_WHAT NEEDS TO BE DONE_
Output the material below in full, exactly as it is.

_RECORDS PROVIDED_
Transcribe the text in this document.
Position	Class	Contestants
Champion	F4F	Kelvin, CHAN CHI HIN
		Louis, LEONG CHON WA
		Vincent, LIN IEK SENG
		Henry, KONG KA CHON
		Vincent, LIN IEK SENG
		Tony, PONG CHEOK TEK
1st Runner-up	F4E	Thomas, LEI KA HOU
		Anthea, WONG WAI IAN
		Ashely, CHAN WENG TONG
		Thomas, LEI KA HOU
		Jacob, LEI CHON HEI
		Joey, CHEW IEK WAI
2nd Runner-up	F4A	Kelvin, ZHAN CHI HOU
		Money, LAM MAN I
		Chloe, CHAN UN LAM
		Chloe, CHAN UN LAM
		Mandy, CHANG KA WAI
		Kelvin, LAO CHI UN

_ANSWER TO THIS PROBLEM_
Transcribe the text in this document.
Position	Class	Contestants
Champion	F4F	Kelvin, CHAN CHI HIN
		Louis, LEONG CHON WA
		Vincent, LIN IEK SENG
		Henry, KONG KA CHON
		Vincent, LIN IEK SENG
		Tony, PONG CHEOK TEK
1st Runner-up	F4E	Thomas, LEI KA HOU
		Anthea, WONG WAI IAN
		Ashely, CHAN WENG TONG
		Thomas, LEI KA HOU
		Jacob, LEI CHON HEI
		Joey, CHEW IEK WAI
2nd Runner-up	F4A	Kelvin, ZHAN CHI HOU
		Money, LAM MAN I
		Chloe, CHAN UN LAM
		Chloe, CHAN UN LAM
		Mandy, CHANG KA WAI
		Kelvin, LAO CHI UN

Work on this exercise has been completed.